Task: Work through the material below line by line and say how many lines include the word "الخبر". Only the number, please.

Data excerpts:
>>>

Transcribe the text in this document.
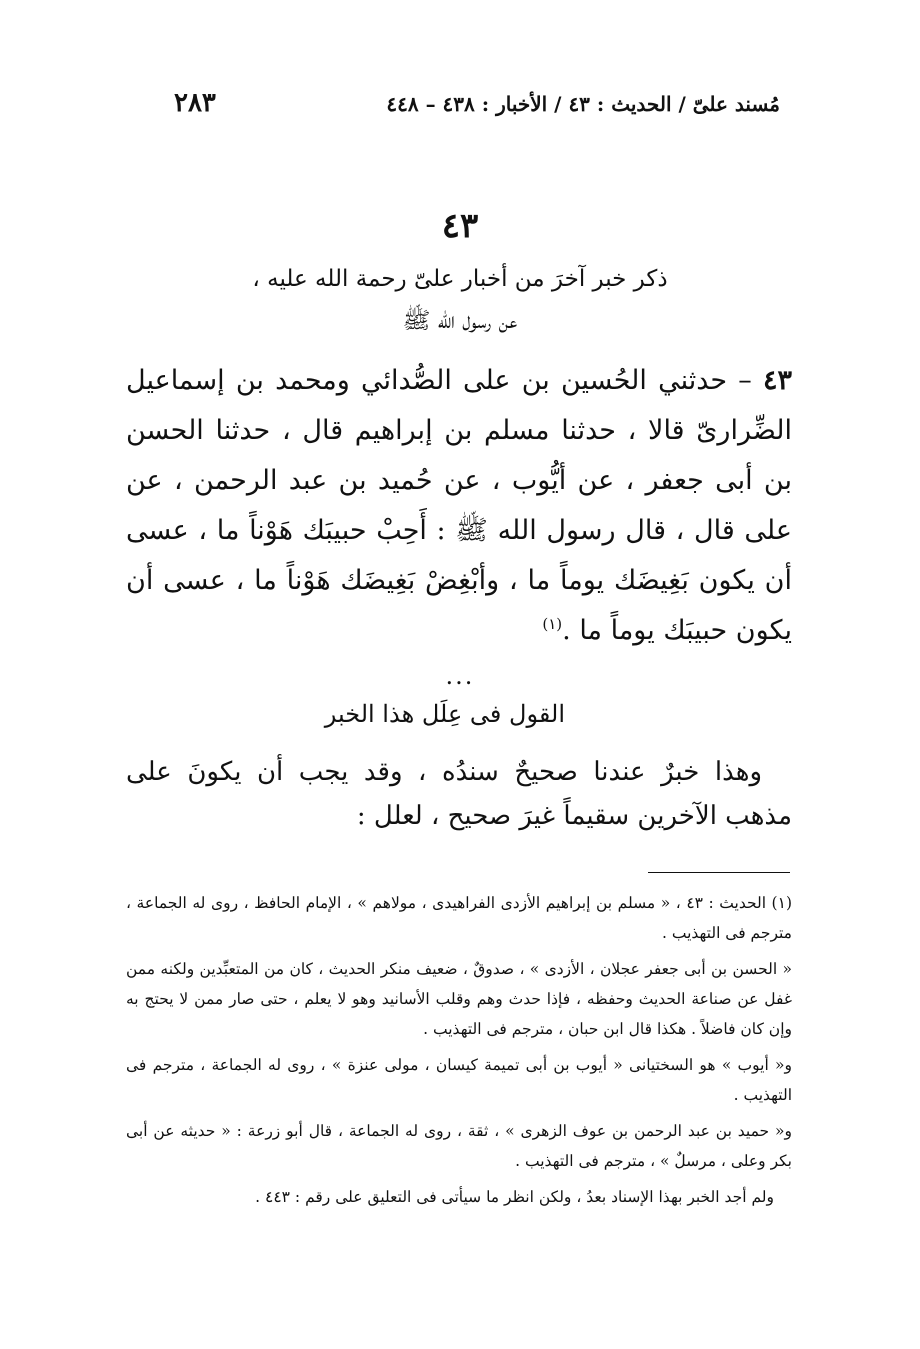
مُسند علىّ / الحديث : ٤٣ / الأخبار : ٤٣٨ – ٤٤٨
٢٨٣
٤٣
ذكر خبر آخرَ من أخبار علىّ رحمة الله عليه ،
عن رسول الله ﷺ
٤٣ – حدثني الحُسين بن على الصُّدائي ومحمد بن إسماعيل الضِّرارىّ قالا ، حدثنا مسلم بن إبراهيم قال ، حدثنا الحسن بن أبى جعفر ، عن أيُّوب ، عن حُميد بن عبد الرحمن ، عن على قال ، قال رسول الله ﷺ : أَحِبْ حبيبَك هَوْناً ما ، عسى أن يكون بَغِيضَك يوماً ما ، وأبْغِضْ بَغِيضَك هَوْناً ما ، عسى أن يكون حبيبَك يوماً ما .$^{(١)}$
...
القول فى عِلَل هذا الخبر
وهذا خبرٌ عندنا صحيحٌ سندُه ، وقد يجب أن يكونَ على مذهب الآخرين سقيماً غيرَ صحيح ، لعلل :

(١) الحديث : ٤٣ ، « مسلم بن إبراهيم الأزدى الفراهيدى ، مولاهم » ، الإمام الحافظ ، روى له الجماعة ، مترجم فى التهذيب .

« الحسن بن أبى جعفر عجلان ، الأزدى » ، صدوقٌ ، ضعيف منكر الحديث ، كان من المتعبِّدين ولكنه ممن غفل عن صناعة الحديث وحفظه ، فإذا حدث وهم وقلب الأسانيد وهو لا يعلم ، حتى صار ممن لا يحتج به وإن كان فاضلاً . هكذا قال ابن حبان ، مترجم فى التهذيب .

و« أيوب » هو السختيانى « أيوب بن أبى تميمة كيسان ، مولى عنزة » ، روى له الجماعة ، مترجم فى التهذيب .

و« حميد بن عبد الرحمن بن عوف الزهرى » ، ثقة ، روى له الجماعة ، قال أبو زرعة : « حديثه عن أبى بكر وعلى ، مرسلٌ » ، مترجم فى التهذيب .

ولم أجد الخبر بهذا الإسناد بعدُ ، ولكن انظر ما سيأتى فى التعليق على رقم : ٤٤٣ .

<<<

Written solution: 2